_Data extract_
◇ ◇ ◇ ◇

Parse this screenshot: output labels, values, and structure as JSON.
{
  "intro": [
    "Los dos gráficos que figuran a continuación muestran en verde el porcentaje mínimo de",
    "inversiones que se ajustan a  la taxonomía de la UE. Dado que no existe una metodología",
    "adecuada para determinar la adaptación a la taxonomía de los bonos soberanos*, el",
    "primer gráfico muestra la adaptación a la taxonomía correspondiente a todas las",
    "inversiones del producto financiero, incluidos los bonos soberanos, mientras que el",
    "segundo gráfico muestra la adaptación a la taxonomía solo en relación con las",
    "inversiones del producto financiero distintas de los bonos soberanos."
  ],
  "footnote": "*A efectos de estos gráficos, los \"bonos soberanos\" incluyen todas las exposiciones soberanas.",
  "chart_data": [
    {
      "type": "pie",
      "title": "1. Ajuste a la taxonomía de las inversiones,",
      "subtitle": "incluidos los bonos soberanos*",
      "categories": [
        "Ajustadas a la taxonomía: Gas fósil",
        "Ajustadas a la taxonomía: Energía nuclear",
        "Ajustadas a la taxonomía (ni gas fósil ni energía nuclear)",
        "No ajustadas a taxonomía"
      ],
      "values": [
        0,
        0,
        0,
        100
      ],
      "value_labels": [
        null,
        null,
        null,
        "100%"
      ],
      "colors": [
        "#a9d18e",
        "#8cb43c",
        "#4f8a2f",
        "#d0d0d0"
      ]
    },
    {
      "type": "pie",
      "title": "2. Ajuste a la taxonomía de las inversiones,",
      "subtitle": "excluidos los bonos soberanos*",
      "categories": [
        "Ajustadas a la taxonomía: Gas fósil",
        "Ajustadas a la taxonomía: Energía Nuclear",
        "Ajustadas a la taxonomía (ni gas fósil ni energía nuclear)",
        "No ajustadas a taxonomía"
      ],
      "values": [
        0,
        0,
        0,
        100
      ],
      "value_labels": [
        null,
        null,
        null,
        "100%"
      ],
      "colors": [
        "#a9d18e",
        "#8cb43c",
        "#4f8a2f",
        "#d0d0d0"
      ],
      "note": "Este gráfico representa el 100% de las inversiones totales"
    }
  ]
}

◇ ◇ ◇ ◇

_Aim of the task_
Go through the material above and count the lines that contain "Ajuste"; answer with the number alone.

_Answer to this exercise_
2